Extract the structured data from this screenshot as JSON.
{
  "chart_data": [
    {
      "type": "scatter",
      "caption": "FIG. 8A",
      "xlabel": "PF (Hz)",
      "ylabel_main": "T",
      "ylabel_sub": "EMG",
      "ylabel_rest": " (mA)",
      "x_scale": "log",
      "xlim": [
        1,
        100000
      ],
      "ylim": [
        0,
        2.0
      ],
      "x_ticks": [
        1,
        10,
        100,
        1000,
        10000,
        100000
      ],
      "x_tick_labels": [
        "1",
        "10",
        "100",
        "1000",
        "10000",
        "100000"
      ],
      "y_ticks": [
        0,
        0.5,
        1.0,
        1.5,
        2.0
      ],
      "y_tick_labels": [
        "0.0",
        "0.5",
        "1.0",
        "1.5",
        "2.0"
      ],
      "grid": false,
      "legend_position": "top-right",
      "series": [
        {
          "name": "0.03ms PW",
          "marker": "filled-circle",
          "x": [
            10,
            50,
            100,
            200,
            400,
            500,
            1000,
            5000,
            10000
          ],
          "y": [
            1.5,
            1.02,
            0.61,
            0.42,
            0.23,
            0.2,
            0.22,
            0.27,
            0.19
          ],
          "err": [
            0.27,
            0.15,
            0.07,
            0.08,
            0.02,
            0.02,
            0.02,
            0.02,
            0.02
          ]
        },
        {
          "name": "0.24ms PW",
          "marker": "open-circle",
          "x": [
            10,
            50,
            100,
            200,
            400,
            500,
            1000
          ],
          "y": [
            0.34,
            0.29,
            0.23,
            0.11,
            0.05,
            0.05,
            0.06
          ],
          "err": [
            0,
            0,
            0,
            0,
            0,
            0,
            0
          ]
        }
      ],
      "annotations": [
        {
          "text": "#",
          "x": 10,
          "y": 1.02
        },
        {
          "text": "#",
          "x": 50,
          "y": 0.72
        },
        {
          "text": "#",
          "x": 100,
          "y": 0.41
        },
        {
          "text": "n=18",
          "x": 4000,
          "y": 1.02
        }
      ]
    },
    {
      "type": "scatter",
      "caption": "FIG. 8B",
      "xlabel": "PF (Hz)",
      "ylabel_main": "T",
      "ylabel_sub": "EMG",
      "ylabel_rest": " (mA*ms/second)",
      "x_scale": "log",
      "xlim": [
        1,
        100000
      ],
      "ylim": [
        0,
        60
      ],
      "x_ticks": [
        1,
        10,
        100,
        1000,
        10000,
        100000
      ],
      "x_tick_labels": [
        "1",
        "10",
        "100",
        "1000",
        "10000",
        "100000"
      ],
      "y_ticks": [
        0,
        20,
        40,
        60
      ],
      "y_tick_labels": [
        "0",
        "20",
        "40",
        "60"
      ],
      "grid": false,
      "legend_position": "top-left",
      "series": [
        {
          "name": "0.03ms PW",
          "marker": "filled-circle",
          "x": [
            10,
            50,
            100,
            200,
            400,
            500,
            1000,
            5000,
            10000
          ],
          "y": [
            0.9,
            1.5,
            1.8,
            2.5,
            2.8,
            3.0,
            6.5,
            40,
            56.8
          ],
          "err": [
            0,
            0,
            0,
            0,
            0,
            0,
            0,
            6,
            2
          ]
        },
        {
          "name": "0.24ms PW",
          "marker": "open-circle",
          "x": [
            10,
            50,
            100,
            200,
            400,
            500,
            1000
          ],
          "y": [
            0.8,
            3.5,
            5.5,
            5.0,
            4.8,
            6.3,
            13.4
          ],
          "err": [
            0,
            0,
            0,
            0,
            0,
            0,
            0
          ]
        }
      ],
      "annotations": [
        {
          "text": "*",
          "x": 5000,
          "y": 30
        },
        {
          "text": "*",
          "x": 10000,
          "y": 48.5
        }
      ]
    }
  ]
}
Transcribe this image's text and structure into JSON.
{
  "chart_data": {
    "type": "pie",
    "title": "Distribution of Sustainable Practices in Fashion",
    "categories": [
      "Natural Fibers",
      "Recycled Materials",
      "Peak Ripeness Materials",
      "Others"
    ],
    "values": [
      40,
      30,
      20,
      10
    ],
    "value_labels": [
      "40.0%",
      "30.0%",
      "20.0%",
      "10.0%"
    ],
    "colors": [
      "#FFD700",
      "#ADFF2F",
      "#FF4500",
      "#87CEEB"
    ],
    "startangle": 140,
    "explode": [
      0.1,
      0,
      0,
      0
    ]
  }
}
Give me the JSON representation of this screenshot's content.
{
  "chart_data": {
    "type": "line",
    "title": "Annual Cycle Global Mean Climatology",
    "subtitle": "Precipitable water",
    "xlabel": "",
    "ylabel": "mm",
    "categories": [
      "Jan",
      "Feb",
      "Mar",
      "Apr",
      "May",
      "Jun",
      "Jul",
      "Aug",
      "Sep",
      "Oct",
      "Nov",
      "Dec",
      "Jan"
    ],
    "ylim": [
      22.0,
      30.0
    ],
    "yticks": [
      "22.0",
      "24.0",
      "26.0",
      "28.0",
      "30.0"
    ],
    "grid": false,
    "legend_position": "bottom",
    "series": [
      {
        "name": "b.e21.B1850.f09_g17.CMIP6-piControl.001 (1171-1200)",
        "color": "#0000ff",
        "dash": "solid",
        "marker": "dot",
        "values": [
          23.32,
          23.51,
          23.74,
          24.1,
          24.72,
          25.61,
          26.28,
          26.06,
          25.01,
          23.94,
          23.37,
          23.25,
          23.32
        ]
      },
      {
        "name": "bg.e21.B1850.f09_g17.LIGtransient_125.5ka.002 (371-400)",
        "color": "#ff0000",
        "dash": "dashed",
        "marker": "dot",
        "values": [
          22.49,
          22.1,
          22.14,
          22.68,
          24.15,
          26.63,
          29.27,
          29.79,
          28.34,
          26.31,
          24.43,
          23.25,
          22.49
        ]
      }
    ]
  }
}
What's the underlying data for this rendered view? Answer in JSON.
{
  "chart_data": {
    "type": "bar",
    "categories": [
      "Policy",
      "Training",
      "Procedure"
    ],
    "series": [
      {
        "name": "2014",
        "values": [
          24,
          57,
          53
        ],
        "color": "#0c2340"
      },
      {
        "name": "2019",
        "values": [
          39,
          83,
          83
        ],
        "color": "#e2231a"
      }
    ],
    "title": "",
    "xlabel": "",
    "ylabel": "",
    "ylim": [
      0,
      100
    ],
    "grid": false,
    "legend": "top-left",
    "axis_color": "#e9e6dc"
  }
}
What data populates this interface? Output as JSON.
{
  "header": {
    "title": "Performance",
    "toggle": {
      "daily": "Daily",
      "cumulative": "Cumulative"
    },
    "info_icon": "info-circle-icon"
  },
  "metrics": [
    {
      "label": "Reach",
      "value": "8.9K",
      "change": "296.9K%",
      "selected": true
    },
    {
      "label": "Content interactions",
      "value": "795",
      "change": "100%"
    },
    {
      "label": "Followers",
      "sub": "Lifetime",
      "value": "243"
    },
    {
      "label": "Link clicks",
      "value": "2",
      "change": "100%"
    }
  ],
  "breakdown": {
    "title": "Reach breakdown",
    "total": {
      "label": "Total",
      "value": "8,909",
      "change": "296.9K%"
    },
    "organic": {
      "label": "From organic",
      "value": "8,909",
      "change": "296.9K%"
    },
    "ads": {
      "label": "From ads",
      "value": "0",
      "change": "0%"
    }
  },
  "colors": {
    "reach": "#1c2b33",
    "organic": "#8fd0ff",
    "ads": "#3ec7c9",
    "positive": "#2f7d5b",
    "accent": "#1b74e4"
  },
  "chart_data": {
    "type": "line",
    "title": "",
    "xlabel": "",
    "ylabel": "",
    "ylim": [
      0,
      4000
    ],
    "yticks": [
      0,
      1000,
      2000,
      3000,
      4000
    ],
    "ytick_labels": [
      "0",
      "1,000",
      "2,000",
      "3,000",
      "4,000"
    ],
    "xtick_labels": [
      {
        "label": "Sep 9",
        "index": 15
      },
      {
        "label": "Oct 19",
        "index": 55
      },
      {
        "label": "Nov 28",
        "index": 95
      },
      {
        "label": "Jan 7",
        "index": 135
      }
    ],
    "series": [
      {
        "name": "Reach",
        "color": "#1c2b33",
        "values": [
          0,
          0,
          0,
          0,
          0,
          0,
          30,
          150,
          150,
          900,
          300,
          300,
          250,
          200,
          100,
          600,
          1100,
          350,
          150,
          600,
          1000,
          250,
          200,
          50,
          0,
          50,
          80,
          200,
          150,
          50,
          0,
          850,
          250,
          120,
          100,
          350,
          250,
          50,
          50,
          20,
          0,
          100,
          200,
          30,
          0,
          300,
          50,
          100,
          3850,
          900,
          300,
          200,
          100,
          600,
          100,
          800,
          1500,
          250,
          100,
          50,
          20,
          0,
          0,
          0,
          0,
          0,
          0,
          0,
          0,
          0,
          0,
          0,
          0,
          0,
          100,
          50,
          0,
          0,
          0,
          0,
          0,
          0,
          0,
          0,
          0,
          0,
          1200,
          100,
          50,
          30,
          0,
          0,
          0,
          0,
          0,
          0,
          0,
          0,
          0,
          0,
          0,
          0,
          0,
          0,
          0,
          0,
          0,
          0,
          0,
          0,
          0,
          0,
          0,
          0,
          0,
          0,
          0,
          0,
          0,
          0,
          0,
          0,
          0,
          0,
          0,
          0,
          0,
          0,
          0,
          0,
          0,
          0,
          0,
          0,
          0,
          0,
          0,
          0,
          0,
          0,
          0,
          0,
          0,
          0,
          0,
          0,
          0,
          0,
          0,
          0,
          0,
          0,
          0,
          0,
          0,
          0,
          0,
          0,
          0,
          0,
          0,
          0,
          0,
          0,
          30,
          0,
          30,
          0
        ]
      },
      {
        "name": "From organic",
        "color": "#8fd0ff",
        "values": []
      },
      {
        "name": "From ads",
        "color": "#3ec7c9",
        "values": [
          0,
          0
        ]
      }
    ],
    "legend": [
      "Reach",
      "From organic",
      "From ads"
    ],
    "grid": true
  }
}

# [Written request]
Count the lines of the material that include the word "this", then report only the total.

# [Response to the task]
5